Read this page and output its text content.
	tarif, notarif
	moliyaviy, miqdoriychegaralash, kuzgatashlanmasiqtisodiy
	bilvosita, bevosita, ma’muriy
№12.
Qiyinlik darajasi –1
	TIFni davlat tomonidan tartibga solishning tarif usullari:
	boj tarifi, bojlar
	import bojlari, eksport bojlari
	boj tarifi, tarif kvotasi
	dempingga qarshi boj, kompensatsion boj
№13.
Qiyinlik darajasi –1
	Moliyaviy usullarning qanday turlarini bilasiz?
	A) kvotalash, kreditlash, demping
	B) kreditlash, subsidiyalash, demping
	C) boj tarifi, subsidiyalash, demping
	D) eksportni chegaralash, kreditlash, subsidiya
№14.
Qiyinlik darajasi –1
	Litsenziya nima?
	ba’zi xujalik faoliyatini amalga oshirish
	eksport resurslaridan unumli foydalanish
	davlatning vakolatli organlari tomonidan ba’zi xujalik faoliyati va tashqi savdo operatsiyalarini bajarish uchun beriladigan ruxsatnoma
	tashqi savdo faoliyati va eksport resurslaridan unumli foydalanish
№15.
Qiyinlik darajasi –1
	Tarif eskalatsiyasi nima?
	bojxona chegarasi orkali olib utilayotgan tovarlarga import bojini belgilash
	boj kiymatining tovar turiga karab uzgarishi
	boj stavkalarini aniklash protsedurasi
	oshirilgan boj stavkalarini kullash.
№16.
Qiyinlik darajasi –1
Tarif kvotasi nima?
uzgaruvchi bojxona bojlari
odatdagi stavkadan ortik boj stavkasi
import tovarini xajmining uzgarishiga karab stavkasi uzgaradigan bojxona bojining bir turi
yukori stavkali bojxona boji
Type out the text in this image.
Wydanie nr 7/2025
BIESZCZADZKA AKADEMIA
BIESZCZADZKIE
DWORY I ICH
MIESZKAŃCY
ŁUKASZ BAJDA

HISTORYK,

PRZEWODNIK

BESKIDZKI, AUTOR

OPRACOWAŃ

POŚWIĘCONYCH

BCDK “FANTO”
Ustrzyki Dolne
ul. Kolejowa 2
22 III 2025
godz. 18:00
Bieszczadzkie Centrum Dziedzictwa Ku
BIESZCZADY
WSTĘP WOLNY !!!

The problem: Pick out each line containing "savdo" and report it.

Task solution:
	davlatning vakolatli organlari tomonidan ba’zi xujalik faoliyati va tashqi savdo operatsiyalarini bajarish uchun beriladigan ruxsatnoma
	tashqi savdo faoliyati va eksport resurslaridan unumli foydalanish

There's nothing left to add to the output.